Dataset items:
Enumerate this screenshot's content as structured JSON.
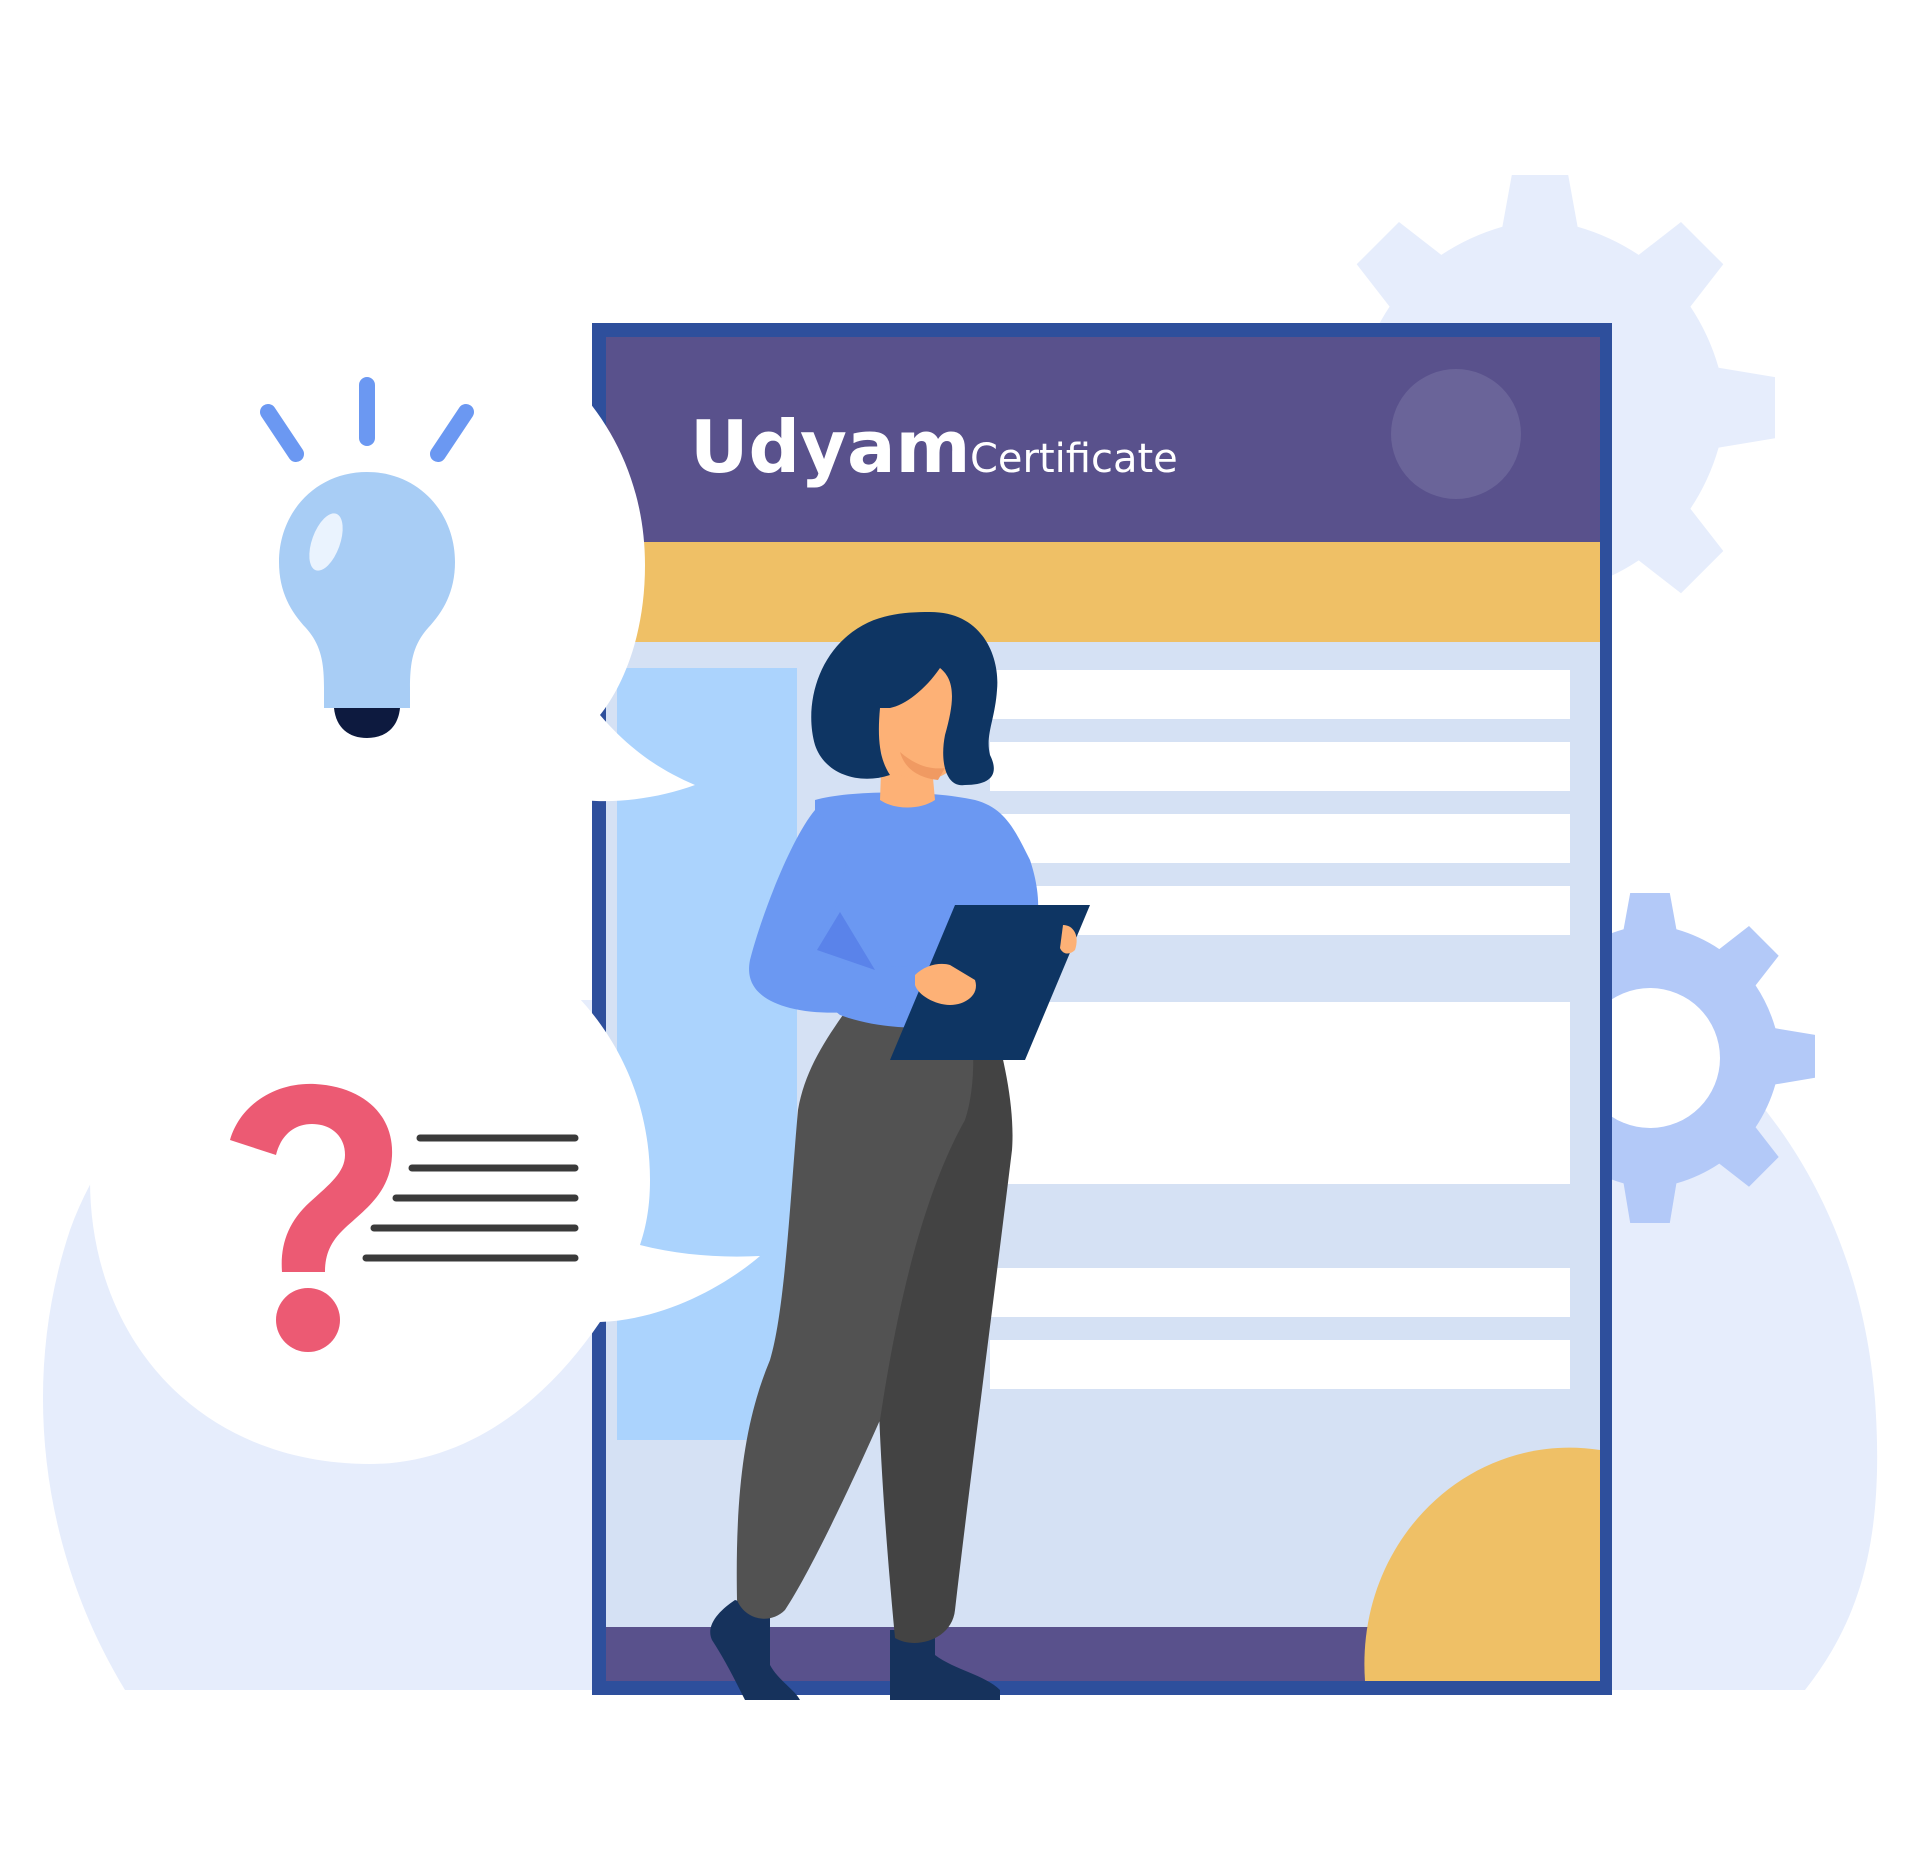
{
  "certificate": {
    "title": "Udyam",
    "subtitle": "Certificate"
  },
  "colors": {
    "frame": "#2e4f9c",
    "header": "#59518c",
    "yellow": "#efc066",
    "sheet": "#d5e1f4",
    "panel": "#abd3fd",
    "bubble_bg": "#e6edfc",
    "gear_light": "#e6edfc",
    "gear_accent": "#b3c9f8",
    "bulb": "#a8cdf5",
    "question_mark": "#ec5a73",
    "shirt": "#6b98f2",
    "hair": "#0e3563",
    "skin": "#fdb176",
    "pants_light": "#525252",
    "pants_dark": "#434343"
  },
  "icons": {
    "idea": "lightbulb-icon",
    "question": "question-mark-icon",
    "settings_large": "gear-icon",
    "settings_small": "gear-icon"
  }
}
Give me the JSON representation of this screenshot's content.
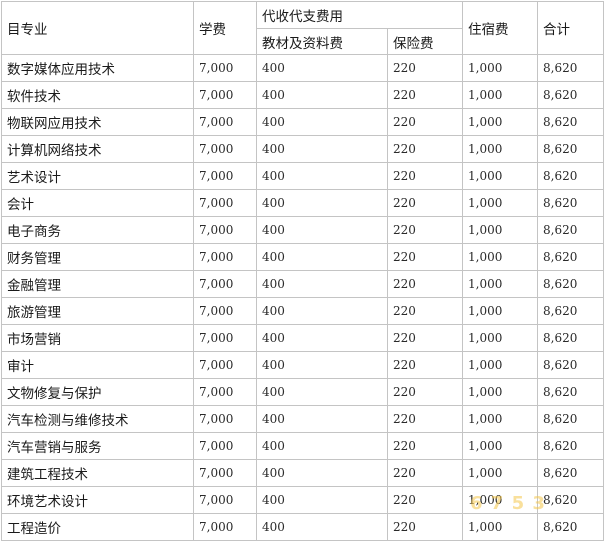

## EXERCISE OBJECTIVE
Your copy of the data above should match it exactly, except that pictures are left out.

## CORRECT RESULT
Enumerate this screenshot's content as structured JSON.
{
  "certificate": {
    "title": "Udyam",
    "subtitle": "Certificate"
  },
  "colors": {
    "frame": "#2e4f9c",
    "header": "#59518c",
    "yellow": "#efc066",
    "sheet": "#d5e1f4",
    "panel": "#abd3fd",
    "bubble_bg": "#e6edfc",
    "gear_light": "#e6edfc",
    "gear_accent": "#b3c9f8",
    "bulb": "#a8cdf5",
    "question_mark": "#ec5a73",
    "shirt": "#6b98f2",
    "hair": "#0e3563",
    "skin": "#fdb176",
    "pants_light": "#525252",
    "pants_dark": "#434343"
  },
  "icons": {
    "idea": "lightbulb-icon",
    "question": "question-mark-icon",
    "settings_large": "gear-icon",
    "settings_small": "gear-icon"
  }
}
Give me the JSON representation of this screenshot's content.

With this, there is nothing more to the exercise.